| Ejercicio breve A |
Edita las filas desde la que contiene "Patent image size: (382, 297)." hasta la que contiene "The pin P8 is at (102, 76).": vuelve a escribirlas cambiando "switch assembly" por "switch unit" y sin tocar nada más.

| Pasaje elegido |
╭──
Tiene cierta
edad, más cerca de los sesenta que de los cincuenta. Es alto y calvo, con cara
de mala hostia y de subnormal a partes iguales.
Cuando se
despierta nadie le abraza ni le da los buenos días. ¿Quién querría hacer
semejante cosa? Sólo su madre, una decrépita anciana de incomprensible
paciencia e inocente hasta la estupidez, se digna en hacerle todavía el
desayuno, lavarle los calzoncillos, plancharle las camisas y acordarse de él el
día de su cumpleaños. Cuando se muera la vieja él no tardará en desnutrirse, intoxicarse
con su propia basura o tirarse de un puente ante su incapacidad para sobrevivir
por sí mismo.
A las once
está en el bar de al lado de la Garimbería. Por nada faltaría a su cita con La
Voz de Galicia, la cañita, el pincho de callos o de tortilla y el viejo de
detrás de la barra que, como él, no tiene mayor entretenimiento que morirse del
asco hasta que la muerte real se los lleve de una puta vez.
╰──
| Material |
╭──
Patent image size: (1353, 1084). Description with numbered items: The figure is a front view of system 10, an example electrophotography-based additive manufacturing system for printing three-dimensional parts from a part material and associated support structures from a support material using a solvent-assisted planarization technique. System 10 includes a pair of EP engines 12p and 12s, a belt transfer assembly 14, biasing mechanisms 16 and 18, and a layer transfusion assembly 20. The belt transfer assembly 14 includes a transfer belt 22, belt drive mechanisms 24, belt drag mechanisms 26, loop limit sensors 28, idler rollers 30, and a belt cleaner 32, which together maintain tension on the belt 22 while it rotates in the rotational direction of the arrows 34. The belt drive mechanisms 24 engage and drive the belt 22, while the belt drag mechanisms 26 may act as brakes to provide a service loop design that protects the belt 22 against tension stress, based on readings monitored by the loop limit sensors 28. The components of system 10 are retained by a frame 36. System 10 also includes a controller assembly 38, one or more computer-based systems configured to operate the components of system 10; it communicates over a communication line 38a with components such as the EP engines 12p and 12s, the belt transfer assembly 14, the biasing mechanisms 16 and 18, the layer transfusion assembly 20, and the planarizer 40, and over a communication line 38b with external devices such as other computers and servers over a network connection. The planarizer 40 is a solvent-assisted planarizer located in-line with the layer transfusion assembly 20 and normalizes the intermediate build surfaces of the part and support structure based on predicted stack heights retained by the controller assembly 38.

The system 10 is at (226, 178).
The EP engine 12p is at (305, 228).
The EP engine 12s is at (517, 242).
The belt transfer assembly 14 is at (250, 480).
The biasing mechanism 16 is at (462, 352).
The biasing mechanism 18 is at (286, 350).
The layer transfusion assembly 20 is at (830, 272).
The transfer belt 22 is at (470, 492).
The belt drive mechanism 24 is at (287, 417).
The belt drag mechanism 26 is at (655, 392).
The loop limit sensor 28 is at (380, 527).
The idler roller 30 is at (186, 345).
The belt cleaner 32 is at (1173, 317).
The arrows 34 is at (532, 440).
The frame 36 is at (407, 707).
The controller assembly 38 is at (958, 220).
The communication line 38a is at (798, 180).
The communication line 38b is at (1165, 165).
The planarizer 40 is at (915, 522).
╰──
╭──
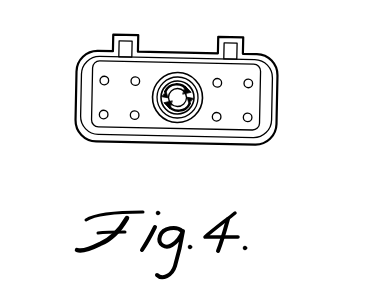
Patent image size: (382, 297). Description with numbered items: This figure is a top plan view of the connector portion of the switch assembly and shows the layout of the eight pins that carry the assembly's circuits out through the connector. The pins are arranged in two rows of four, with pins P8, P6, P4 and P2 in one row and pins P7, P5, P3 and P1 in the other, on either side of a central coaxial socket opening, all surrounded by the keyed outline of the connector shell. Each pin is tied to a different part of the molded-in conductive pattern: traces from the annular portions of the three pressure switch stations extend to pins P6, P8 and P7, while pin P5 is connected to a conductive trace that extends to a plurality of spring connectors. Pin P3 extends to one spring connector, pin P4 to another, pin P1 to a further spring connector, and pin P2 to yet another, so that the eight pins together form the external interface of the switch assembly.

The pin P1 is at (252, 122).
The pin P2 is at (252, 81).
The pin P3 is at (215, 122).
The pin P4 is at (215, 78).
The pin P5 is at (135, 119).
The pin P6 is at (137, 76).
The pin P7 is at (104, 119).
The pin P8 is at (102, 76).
╰──
╭──
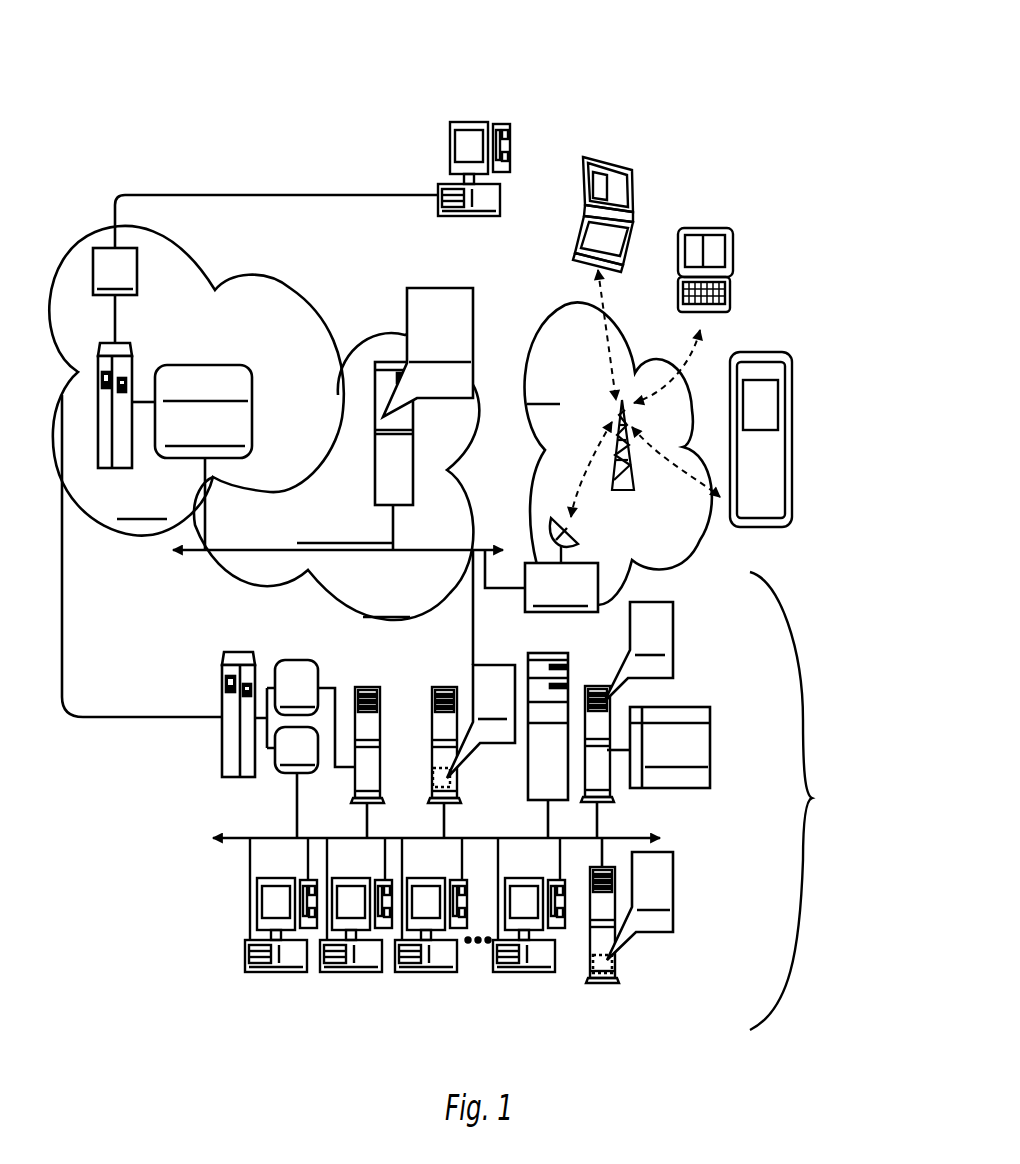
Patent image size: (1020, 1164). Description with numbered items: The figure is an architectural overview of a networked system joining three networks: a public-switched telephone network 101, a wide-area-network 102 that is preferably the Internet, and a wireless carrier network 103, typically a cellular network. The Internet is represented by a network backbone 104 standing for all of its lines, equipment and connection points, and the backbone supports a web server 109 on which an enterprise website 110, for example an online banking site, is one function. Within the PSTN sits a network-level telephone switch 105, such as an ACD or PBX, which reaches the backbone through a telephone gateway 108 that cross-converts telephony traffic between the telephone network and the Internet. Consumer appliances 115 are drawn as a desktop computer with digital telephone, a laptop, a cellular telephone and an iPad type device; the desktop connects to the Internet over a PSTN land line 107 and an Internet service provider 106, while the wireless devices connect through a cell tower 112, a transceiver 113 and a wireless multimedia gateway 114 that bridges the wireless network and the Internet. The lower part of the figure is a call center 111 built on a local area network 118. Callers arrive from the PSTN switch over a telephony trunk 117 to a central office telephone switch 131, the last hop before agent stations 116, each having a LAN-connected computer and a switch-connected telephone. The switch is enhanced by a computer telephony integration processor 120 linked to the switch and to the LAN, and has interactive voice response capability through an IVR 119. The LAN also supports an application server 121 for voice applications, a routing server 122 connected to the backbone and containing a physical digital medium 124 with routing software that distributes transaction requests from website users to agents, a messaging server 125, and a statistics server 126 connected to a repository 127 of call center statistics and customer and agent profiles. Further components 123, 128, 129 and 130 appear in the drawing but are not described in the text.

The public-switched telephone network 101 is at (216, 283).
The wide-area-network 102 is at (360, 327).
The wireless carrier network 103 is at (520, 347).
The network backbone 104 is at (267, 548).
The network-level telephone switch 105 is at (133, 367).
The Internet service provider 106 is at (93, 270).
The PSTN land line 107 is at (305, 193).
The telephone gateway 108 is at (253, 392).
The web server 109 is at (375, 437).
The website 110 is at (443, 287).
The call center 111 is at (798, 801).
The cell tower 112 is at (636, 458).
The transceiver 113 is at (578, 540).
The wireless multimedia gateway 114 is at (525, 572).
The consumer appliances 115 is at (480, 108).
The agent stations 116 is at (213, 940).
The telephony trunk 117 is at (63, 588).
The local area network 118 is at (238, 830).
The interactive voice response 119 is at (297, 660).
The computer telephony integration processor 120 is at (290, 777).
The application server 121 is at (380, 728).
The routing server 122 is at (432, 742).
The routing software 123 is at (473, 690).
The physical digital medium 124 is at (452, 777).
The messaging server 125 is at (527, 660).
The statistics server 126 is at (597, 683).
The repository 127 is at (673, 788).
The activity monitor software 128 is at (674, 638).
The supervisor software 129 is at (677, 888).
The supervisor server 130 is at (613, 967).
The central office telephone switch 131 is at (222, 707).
╰──
| Ejercicio breve B |
Devuelve sin cambios el trozo del pasaje elegido que va desde "Tiene cierta" hasta "por sí mismo.".

| Resultado del ejercicio A |
Patent image size: (382, 297). Description with numbered items: This figure is a top plan view of the connector portion of the switch unit and shows the layout of the eight pins that carry the assembly's circuits out through the connector. The pins are arranged in two rows of four, with pins P8, P6, P4 and P2 in one row and pins P7, P5, P3 and P1 in the other, on either side of a central coaxial socket opening, all surrounded by the keyed outline of the connector shell. Each pin is tied to a different part of the molded-in conductive pattern: traces from the annular portions of the three pressure switch stations extend to pins P6, P8 and P7, while pin P5 is connected to a conductive trace that extends to a plurality of spring connectors. Pin P3 extends to one spring connector, pin P4 to another, pin P1 to a further spring connector, and pin P2 to yet another, so that the eight pins together form the external interface of the switch unit.

The pin P1 is at (252, 122).
The pin P2 is at (252, 81).
The pin P3 is at (215, 122).
The pin P4 is at (215, 78).
The pin P5 is at (135, 119).
The pin P6 is at (137, 76).
The pin P7 is at (104, 119).
The pin P8 is at (102, 76).

| Resultado del ejercicio B |
Tiene cierta
edad, más cerca de los sesenta que de los cincuenta. Es alto y calvo, con cara
de mala hostia y de subnormal a partes iguales.
Cuando se
despierta nadie le abraza ni le da los buenos días. ¿Quién querría hacer
semejante cosa? Sólo su madre, una decrépita anciana de incomprensible
paciencia e inocente hasta la estupidez, se digna en hacerle todavía el
desayuno, lavarle los calzoncillos, plancharle las camisas y acordarse de él el
día de su cumpleaños. Cuando se muera la vieja él no tardará en desnutrirse, intoxicarse
con su propia basura o tirarse de un puente ante su incapacidad para sobrevivir
por sí mismo.